──────── LISTED RECORDS

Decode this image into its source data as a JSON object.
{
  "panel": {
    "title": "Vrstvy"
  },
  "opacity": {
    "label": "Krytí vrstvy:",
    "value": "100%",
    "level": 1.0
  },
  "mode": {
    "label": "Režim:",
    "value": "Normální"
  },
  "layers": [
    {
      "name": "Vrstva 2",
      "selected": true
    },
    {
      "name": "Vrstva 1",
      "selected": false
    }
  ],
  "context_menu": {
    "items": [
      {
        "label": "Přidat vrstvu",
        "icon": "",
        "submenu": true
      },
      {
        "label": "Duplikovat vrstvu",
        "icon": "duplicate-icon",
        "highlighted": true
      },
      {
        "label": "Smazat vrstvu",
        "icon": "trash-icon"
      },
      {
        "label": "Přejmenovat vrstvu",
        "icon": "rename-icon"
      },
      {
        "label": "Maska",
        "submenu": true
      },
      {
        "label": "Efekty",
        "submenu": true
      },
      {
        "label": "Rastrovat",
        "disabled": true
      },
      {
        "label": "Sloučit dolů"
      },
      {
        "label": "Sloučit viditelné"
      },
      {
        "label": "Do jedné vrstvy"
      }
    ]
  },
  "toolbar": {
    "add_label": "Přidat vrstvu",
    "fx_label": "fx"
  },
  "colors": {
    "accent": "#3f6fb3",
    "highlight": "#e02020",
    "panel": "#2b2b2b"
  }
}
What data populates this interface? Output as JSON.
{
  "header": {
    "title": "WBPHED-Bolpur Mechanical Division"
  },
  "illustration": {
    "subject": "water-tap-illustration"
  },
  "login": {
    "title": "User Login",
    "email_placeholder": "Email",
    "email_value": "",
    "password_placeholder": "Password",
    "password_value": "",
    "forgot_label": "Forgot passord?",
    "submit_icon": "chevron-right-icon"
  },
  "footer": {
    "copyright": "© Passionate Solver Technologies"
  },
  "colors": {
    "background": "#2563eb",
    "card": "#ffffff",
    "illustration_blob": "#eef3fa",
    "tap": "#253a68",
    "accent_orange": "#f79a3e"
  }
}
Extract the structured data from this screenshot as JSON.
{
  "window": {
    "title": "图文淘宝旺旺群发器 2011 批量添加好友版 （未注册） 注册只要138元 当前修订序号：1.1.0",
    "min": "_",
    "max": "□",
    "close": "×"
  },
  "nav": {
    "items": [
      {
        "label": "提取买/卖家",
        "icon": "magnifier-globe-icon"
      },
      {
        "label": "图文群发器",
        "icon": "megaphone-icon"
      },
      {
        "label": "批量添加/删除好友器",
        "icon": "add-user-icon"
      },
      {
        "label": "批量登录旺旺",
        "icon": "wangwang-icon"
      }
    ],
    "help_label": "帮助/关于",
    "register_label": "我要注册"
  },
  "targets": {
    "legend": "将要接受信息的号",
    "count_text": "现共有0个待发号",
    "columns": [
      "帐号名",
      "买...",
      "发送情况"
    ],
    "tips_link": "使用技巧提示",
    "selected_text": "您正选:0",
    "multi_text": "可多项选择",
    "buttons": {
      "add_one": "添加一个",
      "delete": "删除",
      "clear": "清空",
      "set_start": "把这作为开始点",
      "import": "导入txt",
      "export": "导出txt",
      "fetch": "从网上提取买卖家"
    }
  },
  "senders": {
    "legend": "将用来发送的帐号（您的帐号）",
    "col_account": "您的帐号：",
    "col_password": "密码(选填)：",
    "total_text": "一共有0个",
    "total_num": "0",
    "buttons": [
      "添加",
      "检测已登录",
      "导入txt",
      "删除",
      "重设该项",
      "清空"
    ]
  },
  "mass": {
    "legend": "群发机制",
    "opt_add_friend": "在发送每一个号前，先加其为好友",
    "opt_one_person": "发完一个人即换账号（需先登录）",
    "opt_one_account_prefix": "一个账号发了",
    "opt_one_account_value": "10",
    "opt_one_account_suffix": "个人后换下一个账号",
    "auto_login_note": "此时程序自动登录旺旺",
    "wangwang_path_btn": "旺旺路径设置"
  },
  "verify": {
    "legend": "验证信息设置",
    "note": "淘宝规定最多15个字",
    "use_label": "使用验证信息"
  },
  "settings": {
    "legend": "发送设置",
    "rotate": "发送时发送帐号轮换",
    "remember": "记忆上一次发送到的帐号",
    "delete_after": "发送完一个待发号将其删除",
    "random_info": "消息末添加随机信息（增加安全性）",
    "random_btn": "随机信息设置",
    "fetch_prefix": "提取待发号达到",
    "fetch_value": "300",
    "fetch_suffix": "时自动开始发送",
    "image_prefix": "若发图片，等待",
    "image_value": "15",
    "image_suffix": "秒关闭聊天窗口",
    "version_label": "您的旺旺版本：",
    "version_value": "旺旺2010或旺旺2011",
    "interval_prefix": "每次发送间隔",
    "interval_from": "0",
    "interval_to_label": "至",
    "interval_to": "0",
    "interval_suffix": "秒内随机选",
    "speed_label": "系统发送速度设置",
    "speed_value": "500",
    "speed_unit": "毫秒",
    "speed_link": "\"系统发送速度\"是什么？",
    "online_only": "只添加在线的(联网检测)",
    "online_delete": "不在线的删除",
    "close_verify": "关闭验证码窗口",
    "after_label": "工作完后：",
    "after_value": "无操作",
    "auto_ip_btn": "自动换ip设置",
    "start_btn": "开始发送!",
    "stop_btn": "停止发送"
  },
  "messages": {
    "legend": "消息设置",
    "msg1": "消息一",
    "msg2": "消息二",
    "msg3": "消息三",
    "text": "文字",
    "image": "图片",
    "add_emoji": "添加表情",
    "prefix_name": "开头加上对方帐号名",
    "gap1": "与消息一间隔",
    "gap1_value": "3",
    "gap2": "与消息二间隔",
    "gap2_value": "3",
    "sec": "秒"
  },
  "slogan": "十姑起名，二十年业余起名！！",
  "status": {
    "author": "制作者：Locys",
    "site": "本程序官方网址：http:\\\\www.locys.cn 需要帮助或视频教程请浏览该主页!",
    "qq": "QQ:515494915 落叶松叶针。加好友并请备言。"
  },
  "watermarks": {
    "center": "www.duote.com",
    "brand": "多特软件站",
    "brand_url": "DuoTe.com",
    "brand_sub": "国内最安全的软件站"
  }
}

────────────────

TASK STATEMENT ::
Set down the entries verbatim, leaving none out.

EXERCISE ANSWER ::
Decode this image into its source data as a JSON object.
{
  "panel": {
    "title": "Vrstvy"
  },
  "opacity": {
    "label": "Krytí vrstvy:",
    "value": "100%",
    "level": 1.0
  },
  "mode": {
    "label": "Režim:",
    "value": "Normální"
  },
  "layers": [
    {
      "name": "Vrstva 2",
      "selected": true
    },
    {
      "name": "Vrstva 1",
      "selected": false
    }
  ],
  "context_menu": {
    "items": [
      {
        "label": "Přidat vrstvu",
        "icon": "",
        "submenu": true
      },
      {
        "label": "Duplikovat vrstvu",
        "icon": "duplicate-icon",
        "highlighted": true
      },
      {
        "label": "Smazat vrstvu",
        "icon": "trash-icon"
      },
      {
        "label": "Přejmenovat vrstvu",
        "icon": "rename-icon"
      },
      {
        "label": "Maska",
        "submenu": true
      },
      {
        "label": "Efekty",
        "submenu": true
      },
      {
        "label": "Rastrovat",
        "disabled": true
      },
      {
        "label": "Sloučit dolů"
      },
      {
        "label": "Sloučit viditelné"
      },
      {
        "label": "Do jedné vrstvy"
      }
    ]
  },
  "toolbar": {
    "add_label": "Přidat vrstvu",
    "fx_label": "fx"
  },
  "colors": {
    "accent": "#3f6fb3",
    "highlight": "#e02020",
    "panel": "#2b2b2b"
  }
}
What data populates this interface? Output as JSON.
{
  "header": {
    "title": "WBPHED-Bolpur Mechanical Division"
  },
  "illustration": {
    "subject": "water-tap-illustration"
  },
  "login": {
    "title": "User Login",
    "email_placeholder": "Email",
    "email_value": "",
    "password_placeholder": "Password",
    "password_value": "",
    "forgot_label": "Forgot passord?",
    "submit_icon": "chevron-right-icon"
  },
  "footer": {
    "copyright": "© Passionate Solver Technologies"
  },
  "colors": {
    "background": "#2563eb",
    "card": "#ffffff",
    "illustration_blob": "#eef3fa",
    "tap": "#253a68",
    "accent_orange": "#f79a3e"
  }
}
Extract the structured data from this screenshot as JSON.
{
  "window": {
    "title": "图文淘宝旺旺群发器 2011 批量添加好友版 （未注册） 注册只要138元 当前修订序号：1.1.0",
    "min": "_",
    "max": "□",
    "close": "×"
  },
  "nav": {
    "items": [
      {
        "label": "提取买/卖家",
        "icon": "magnifier-globe-icon"
      },
      {
        "label": "图文群发器",
        "icon": "megaphone-icon"
      },
      {
        "label": "批量添加/删除好友器",
        "icon": "add-user-icon"
      },
      {
        "label": "批量登录旺旺",
        "icon": "wangwang-icon"
      }
    ],
    "help_label": "帮助/关于",
    "register_label": "我要注册"
  },
  "targets": {
    "legend": "将要接受信息的号",
    "count_text": "现共有0个待发号",
    "columns": [
      "帐号名",
      "买...",
      "发送情况"
    ],
    "tips_link": "使用技巧提示",
    "selected_text": "您正选:0",
    "multi_text": "可多项选择",
    "buttons": {
      "add_one": "添加一个",
      "delete": "删除",
      "clear": "清空",
      "set_start": "把这作为开始点",
      "import": "导入txt",
      "export": "导出txt",
      "fetch": "从网上提取买卖家"
    }
  },
  "senders": {
    "legend": "将用来发送的帐号（您的帐号）",
    "col_account": "您的帐号：",
    "col_password": "密码(选填)：",
    "total_text": "一共有0个",
    "total_num": "0",
    "buttons": [
      "添加",
      "检测已登录",
      "导入txt",
      "删除",
      "重设该项",
      "清空"
    ]
  },
  "mass": {
    "legend": "群发机制",
    "opt_add_friend": "在发送每一个号前，先加其为好友",
    "opt_one_person": "发完一个人即换账号（需先登录）",
    "opt_one_account_prefix": "一个账号发了",
    "opt_one_account_value": "10",
    "opt_one_account_suffix": "个人后换下一个账号",
    "auto_login_note": "此时程序自动登录旺旺",
    "wangwang_path_btn": "旺旺路径设置"
  },
  "verify": {
    "legend": "验证信息设置",
    "note": "淘宝规定最多15个字",
    "use_label": "使用验证信息"
  },
  "settings": {
    "legend": "发送设置",
    "rotate": "发送时发送帐号轮换",
    "remember": "记忆上一次发送到的帐号",
    "delete_after": "发送完一个待发号将其删除",
    "random_info": "消息末添加随机信息（增加安全性）",
    "random_btn": "随机信息设置",
    "fetch_prefix": "提取待发号达到",
    "fetch_value": "300",
    "fetch_suffix": "时自动开始发送",
    "image_prefix": "若发图片，等待",
    "image_value": "15",
    "image_suffix": "秒关闭聊天窗口",
    "version_label": "您的旺旺版本：",
    "version_value": "旺旺2010或旺旺2011",
    "interval_prefix": "每次发送间隔",
    "interval_from": "0",
    "interval_to_label": "至",
    "interval_to": "0",
    "interval_suffix": "秒内随机选",
    "speed_label": "系统发送速度设置",
    "speed_value": "500",
    "speed_unit": "毫秒",
    "speed_link": "\"系统发送速度\"是什么？",
    "online_only": "只添加在线的(联网检测)",
    "online_delete": "不在线的删除",
    "close_verify": "关闭验证码窗口",
    "after_label": "工作完后：",
    "after_value": "无操作",
    "auto_ip_btn": "自动换ip设置",
    "start_btn": "开始发送!",
    "stop_btn": "停止发送"
  },
  "messages": {
    "legend": "消息设置",
    "msg1": "消息一",
    "msg2": "消息二",
    "msg3": "消息三",
    "text": "文字",
    "image": "图片",
    "add_emoji": "添加表情",
    "prefix_name": "开头加上对方帐号名",
    "gap1": "与消息一间隔",
    "gap1_value": "3",
    "gap2": "与消息二间隔",
    "gap2_value": "3",
    "sec": "秒"
  },
  "slogan": "十姑起名，二十年业余起名！！",
  "status": {
    "author": "制作者：Locys",
    "site": "本程序官方网址：http:\\\\www.locys.cn 需要帮助或视频教程请浏览该主页!",
    "qq": "QQ:515494915 落叶松叶针。加好友并请备言。"
  },
  "watermarks": {
    "center": "www.duote.com",
    "brand": "多特软件站",
    "brand_url": "DuoTe.com",
    "brand_sub": "国内最安全的软件站"
  }
}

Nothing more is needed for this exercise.